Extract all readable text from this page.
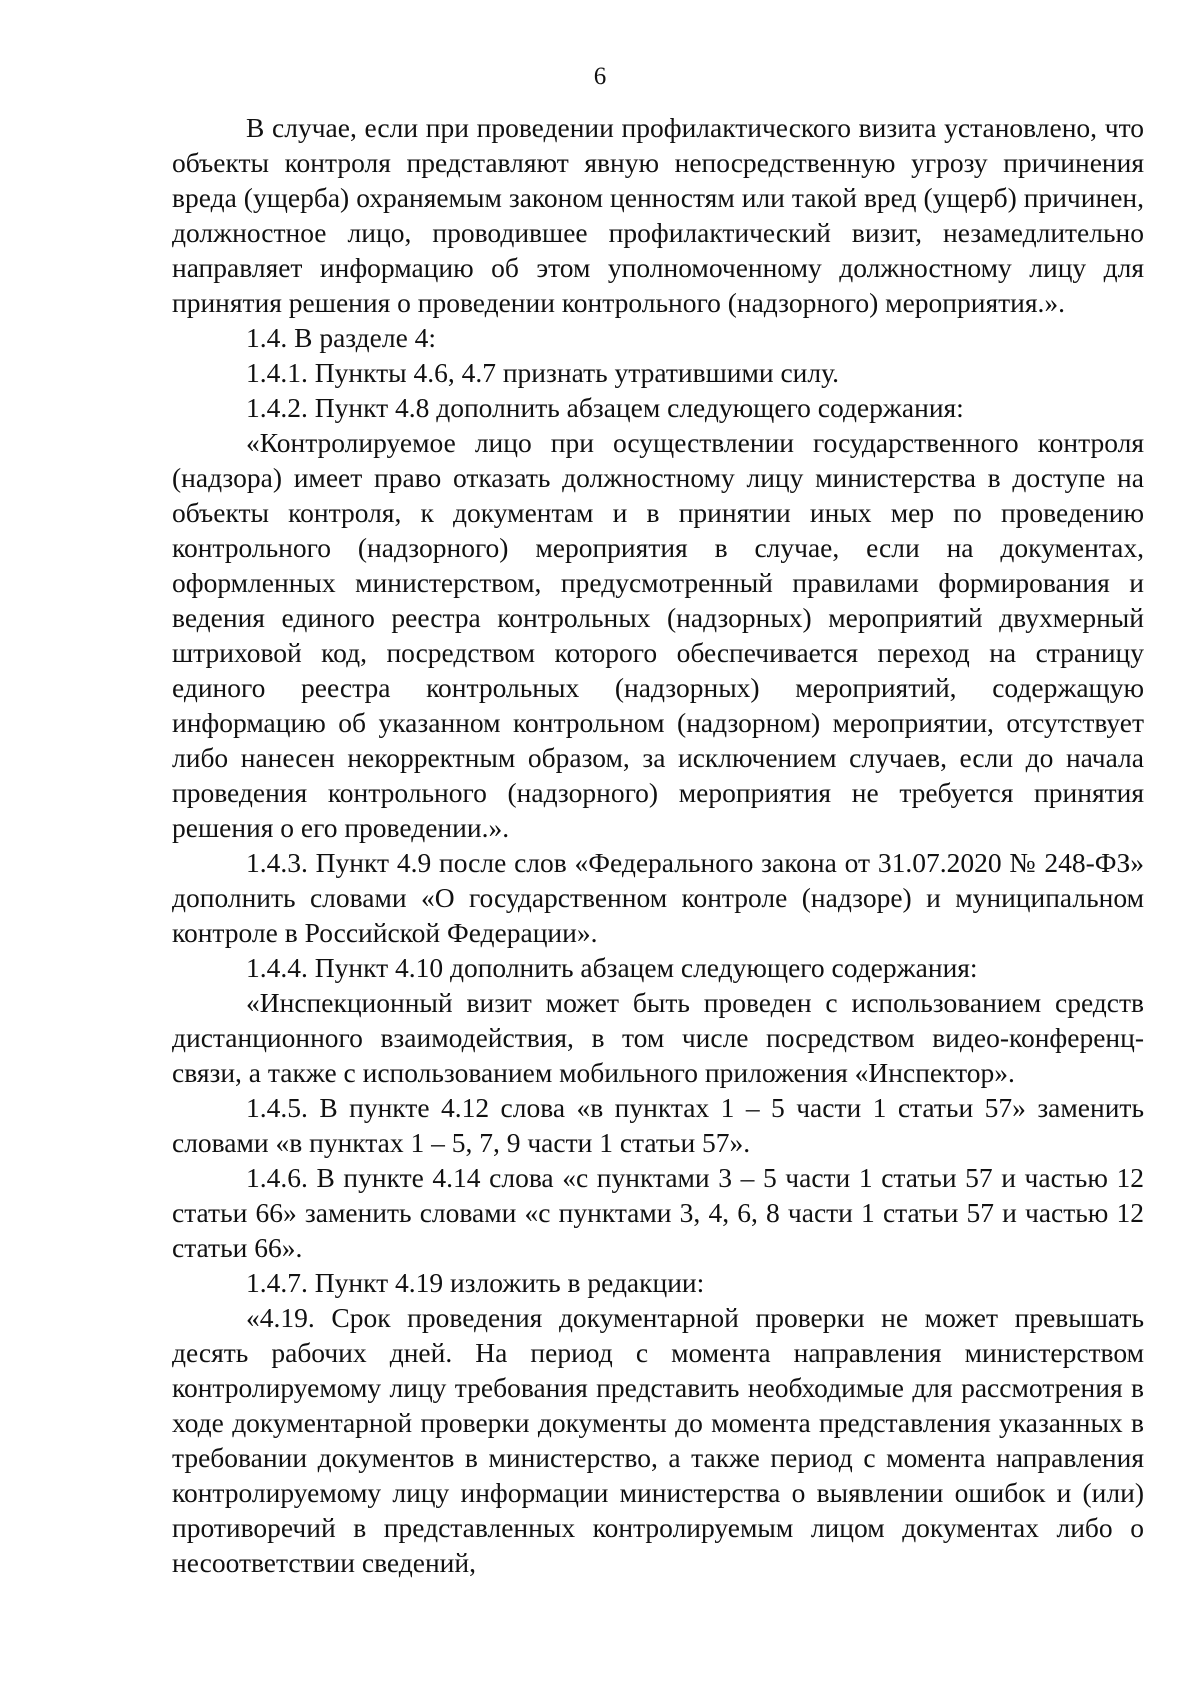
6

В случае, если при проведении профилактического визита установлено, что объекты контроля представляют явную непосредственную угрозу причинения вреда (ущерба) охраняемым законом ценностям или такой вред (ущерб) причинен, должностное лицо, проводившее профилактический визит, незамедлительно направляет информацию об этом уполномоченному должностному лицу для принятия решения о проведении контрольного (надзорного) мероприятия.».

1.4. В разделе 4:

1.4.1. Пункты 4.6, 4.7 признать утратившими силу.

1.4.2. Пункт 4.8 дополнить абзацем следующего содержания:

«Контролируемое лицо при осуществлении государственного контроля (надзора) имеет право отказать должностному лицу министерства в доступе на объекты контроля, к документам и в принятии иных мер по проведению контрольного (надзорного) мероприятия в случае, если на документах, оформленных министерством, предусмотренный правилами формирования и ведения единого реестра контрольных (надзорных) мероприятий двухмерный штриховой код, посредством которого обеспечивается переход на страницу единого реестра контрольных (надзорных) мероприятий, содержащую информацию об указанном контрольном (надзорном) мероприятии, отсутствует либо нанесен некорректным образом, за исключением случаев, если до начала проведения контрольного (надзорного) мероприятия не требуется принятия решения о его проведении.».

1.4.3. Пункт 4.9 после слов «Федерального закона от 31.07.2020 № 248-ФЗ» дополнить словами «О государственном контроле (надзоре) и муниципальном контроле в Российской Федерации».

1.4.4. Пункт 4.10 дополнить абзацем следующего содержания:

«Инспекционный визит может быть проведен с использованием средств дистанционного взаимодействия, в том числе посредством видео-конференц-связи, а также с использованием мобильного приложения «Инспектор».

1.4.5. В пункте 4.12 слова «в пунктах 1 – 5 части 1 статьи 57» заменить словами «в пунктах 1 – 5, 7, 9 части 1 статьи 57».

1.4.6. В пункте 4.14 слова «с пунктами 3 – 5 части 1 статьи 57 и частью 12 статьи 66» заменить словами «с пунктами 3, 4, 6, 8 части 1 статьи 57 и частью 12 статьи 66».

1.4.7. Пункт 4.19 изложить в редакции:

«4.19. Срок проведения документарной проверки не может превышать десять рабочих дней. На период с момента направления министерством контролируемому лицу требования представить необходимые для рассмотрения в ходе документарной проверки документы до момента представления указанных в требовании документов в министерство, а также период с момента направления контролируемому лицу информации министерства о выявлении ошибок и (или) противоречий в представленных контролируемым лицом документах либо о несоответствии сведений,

* What you need to do *
Repeat verbatim all the material, but not the pictures.

* Result for this exercise *
Extract all readable text from this page.
6

В случае, если при проведении профилактического визита установлено, что объекты контроля представляют явную непосредственную угрозу причинения вреда (ущерба) охраняемым законом ценностям или такой вред (ущерб) причинен, должностное лицо, проводившее профилактический визит, незамедлительно направляет информацию об этом уполномоченному должностному лицу для принятия решения о проведении контрольного (надзорного) мероприятия.».

1.4. В разделе 4:

1.4.1. Пункты 4.6, 4.7 признать утратившими силу.

1.4.2. Пункт 4.8 дополнить абзацем следующего содержания:

«Контролируемое лицо при осуществлении государственного контроля (надзора) имеет право отказать должностному лицу министерства в доступе на объекты контроля, к документам и в принятии иных мер по проведению контрольного (надзорного) мероприятия в случае, если на документах, оформленных министерством, предусмотренный правилами формирования и ведения единого реестра контрольных (надзорных) мероприятий двухмерный штриховой код, посредством которого обеспечивается переход на страницу единого реестра контрольных (надзорных) мероприятий, содержащую информацию об указанном контрольном (надзорном) мероприятии, отсутствует либо нанесен некорректным образом, за исключением случаев, если до начала проведения контрольного (надзорного) мероприятия не требуется принятия решения о его проведении.».

1.4.3. Пункт 4.9 после слов «Федерального закона от 31.07.2020 № 248-ФЗ» дополнить словами «О государственном контроле (надзоре) и муниципальном контроле в Российской Федерации».

1.4.4. Пункт 4.10 дополнить абзацем следующего содержания:

«Инспекционный визит может быть проведен с использованием средств дистанционного взаимодействия, в том числе посредством видео-конференц-связи, а также с использованием мобильного приложения «Инспектор».

1.4.5. В пункте 4.12 слова «в пунктах 1 – 5 части 1 статьи 57» заменить словами «в пунктах 1 – 5, 7, 9 части 1 статьи 57».

1.4.6. В пункте 4.14 слова «с пунктами 3 – 5 части 1 статьи 57 и частью 12 статьи 66» заменить словами «с пунктами 3, 4, 6, 8 части 1 статьи 57 и частью 12 статьи 66».

1.4.7. Пункт 4.19 изложить в редакции:

«4.19. Срок проведения документарной проверки не может превышать десять рабочих дней. На период с момента направления министерством контролируемому лицу требования представить необходимые для рассмотрения в ходе документарной проверки документы до момента представления указанных в требовании документов в министерство, а также период с момента направления контролируемому лицу информации министерства о выявлении ошибок и (или) противоречий в представленных контролируемым лицом документах либо о несоответствии сведений,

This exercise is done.